| TASK INSTRUCTIONS |
Report all lines from the entries below in which "Number" appears.

| PROVIDED INFORMATION |

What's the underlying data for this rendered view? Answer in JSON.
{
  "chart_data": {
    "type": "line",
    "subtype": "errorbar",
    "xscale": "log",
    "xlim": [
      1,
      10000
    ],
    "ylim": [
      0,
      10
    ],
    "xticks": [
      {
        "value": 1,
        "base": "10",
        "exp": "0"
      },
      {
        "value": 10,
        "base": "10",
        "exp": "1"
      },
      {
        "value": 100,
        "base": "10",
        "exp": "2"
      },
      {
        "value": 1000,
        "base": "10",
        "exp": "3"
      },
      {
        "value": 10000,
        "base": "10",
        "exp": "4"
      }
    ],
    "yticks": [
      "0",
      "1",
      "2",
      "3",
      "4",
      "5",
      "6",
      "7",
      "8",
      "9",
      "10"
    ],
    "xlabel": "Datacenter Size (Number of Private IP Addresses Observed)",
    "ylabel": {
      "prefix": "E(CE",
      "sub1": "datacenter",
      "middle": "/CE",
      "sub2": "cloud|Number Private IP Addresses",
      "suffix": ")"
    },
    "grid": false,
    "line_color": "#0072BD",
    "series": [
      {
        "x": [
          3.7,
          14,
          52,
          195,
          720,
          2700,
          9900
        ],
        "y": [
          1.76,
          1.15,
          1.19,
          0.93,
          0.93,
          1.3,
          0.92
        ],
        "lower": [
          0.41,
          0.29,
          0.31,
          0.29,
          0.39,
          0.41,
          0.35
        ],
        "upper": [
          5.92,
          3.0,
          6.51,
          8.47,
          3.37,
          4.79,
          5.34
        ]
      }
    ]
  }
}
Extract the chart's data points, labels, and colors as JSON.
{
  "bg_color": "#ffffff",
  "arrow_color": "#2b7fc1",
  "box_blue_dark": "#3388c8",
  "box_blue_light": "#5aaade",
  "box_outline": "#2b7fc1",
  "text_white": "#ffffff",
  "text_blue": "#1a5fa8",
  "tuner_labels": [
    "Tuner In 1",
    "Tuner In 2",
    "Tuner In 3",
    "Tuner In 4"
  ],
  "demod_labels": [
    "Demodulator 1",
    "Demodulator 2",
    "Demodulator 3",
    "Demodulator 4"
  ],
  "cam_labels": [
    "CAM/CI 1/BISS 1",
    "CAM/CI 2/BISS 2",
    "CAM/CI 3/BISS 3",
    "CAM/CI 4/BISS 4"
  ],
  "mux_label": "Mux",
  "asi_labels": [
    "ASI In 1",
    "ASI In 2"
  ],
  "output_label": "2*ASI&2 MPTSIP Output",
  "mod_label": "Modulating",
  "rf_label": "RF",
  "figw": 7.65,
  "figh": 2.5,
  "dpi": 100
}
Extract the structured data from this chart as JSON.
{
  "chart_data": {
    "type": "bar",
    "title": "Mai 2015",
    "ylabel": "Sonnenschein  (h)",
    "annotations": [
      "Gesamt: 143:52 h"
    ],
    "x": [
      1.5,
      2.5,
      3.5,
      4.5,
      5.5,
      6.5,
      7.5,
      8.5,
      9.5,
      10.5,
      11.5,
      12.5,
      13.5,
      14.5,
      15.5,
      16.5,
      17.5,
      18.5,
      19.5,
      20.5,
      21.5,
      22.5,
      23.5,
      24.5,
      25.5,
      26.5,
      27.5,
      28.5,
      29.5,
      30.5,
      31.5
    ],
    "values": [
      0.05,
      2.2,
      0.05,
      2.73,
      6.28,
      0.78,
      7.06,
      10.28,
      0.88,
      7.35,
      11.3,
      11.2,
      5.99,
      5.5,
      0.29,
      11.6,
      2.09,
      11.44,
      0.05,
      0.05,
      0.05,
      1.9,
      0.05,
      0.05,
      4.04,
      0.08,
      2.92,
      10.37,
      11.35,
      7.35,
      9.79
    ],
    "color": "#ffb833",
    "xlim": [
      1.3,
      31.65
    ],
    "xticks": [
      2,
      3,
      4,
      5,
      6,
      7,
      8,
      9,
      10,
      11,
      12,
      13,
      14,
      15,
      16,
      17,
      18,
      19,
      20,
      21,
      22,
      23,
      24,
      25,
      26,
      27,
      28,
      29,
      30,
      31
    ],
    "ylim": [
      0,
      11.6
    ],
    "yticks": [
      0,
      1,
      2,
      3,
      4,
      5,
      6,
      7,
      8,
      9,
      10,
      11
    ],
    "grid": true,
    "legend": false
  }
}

| EXERCISE RESPONSE |
    "xlabel": "Datacenter Size (Number of Private IP Addresses Observed)",
      "sub2": "cloud|Number Private IP Addresses",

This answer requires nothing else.